- [Work required]: Transcribe the question-and-answer piece on "a herb" versus "an herb" below word for word, from start to finish.

- [Page text]:
_ _ _ _

Q: I can’t help responding to your blog posting regarding “a herb” vs. “an herb.” Any word that starts with a vowel has “an” in front of it. “Herb” does not start with a vowel, no matter how the word is pronounced. No other words with silent letters get singled out with such nonsense. A vowel is a vowel and that’s that. A herb is a herb too! Thanks much for listening (I hope!).

A: Sorry to disappoint you. When using an indefinite article (that is, “a” or “an”) before a word, the determinant is the SOUND the word begins with, not the letter of the alphabet.

Check any reference source you want and you’ll learn this. The word’s spelling is irrelevant.

If the word begins with a vowel SOUND, the article is “an” (as in “an apple,” “an hour,” “an honor,” “an herb,” “an umbrella”).

If the word begins with a consonant SOUND, the article is “a” (as in “a hotel,” “a house,” “a utopia,” “a unit,” “a university,” “a use,” “a European,” “a one-time offer,” “a once-over”).

In American English, the “h” in “herb” is not sounded; it is silent, so it’s preceded by “an.” In British English, the “h” in “herb” is sounded, so it’s preceded by “a.”

You say, “No other words with silent letters get singled out with such nonsense.” Of course they do! All words beginning with a silent “h” are preceded by “an.” Are you telling me you actually say “a honorary degree from an university”?

What I’m telling you is common knowledge. Check any dictionary or usage guide.

I’ll quote The American Heritage Dictionary of the English Language (4th ed.): “The form a is used before a word beginning with a consonant sound, regardless of its spelling (a frog, a university). The form an is used before a word beginning with a vowel sound (an orange, an hour).”

_ _ _ _

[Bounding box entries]
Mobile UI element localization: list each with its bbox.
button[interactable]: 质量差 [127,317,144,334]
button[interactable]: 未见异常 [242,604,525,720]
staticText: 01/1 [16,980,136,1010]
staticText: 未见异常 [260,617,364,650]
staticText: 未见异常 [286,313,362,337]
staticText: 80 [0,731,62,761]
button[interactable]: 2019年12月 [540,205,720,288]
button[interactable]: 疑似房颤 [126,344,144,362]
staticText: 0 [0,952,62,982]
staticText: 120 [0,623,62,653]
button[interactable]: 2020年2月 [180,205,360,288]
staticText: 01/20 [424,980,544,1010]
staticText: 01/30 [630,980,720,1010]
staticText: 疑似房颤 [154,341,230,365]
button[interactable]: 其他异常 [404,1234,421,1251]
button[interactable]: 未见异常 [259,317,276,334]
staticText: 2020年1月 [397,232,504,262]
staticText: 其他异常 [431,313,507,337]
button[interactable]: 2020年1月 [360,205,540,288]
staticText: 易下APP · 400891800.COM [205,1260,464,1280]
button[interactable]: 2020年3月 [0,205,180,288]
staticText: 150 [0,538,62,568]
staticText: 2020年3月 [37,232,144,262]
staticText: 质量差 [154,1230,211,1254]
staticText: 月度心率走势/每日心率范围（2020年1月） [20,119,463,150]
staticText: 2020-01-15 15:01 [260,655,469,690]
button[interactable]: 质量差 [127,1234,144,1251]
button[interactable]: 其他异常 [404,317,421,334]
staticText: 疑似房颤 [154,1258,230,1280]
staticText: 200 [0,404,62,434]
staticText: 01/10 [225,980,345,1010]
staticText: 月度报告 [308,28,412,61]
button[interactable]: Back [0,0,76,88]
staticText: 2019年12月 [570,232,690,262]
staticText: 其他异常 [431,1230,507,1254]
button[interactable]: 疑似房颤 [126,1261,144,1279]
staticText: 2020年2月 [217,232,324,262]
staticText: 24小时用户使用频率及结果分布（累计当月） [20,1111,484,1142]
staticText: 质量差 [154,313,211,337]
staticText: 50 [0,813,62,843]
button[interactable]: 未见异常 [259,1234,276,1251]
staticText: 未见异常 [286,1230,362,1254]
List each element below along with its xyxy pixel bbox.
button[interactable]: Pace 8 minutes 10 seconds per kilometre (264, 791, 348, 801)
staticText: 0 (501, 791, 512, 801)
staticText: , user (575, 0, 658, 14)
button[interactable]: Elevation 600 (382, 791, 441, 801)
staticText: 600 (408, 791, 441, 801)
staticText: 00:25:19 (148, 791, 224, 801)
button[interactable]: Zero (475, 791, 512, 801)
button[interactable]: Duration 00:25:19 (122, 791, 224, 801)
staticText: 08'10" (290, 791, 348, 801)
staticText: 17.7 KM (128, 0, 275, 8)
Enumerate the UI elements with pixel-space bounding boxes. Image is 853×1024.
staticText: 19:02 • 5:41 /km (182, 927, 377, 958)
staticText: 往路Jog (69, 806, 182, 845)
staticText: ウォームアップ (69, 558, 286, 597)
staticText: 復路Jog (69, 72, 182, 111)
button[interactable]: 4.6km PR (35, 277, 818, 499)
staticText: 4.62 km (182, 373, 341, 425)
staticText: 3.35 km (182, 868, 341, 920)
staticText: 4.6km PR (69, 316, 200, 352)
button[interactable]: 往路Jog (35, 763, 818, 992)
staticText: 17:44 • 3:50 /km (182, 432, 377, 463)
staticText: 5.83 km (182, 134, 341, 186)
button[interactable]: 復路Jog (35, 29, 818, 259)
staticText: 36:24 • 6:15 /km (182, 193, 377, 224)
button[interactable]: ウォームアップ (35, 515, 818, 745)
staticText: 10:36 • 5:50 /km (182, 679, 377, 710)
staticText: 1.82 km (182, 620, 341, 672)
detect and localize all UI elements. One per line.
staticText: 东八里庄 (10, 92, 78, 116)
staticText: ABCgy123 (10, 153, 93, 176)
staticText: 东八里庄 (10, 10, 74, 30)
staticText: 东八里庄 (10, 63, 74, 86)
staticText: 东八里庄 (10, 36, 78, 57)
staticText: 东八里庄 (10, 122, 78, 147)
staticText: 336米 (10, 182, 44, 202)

_ _ _ _

- [Response below]:
Q: I can’t help responding to your blog posting regarding “a herb” vs. “an herb.” Any word that starts with a vowel has “an” in front of it. “Herb” does not start with a vowel, no matter how the word is pronounced. No other words with silent letters get singled out with such nonsense. A vowel is a vowel and that’s that. A herb is a herb too! Thanks much for listening (I hope!).

A: Sorry to disappoint you. When using an indefinite article (that is, “a” or “an”) before a word, the determinant is the SOUND the word begins with, not the letter of the alphabet.

Check any reference source you want and you’ll learn this. The word’s spelling is irrelevant.

If the word begins with a vowel SOUND, the article is “an” (as in “an apple,” “an hour,” “an honor,” “an herb,” “an umbrella”).

If the word begins with a consonant SOUND, the article is “a” (as in “a hotel,” “a house,” “a utopia,” “a unit,” “a university,” “a use,” “a European,” “a one-time offer,” “a once-over”).

In American English, the “h” in “herb” is not sounded; it is silent, so it’s preceded by “an.” In British English, the “h” in “herb” is sounded, so it’s preceded by “a.”

You say, “No other words with silent letters get singled out with such nonsense.” Of course they do! All words beginning with a silent “h” are preceded by “an.” Are you telling me you actually say “a honorary degree from an university”?

What I’m telling you is common knowledge. Check any dictionary or usage guide.

I’ll quote The American Heritage Dictionary of the English Language (4th ed.): “The form a is used before a word beginning with a consonant sound, regardless of its spelling (a frog, a university). The form an is used before a word beginning with a vowel sound (an orange, an hour).”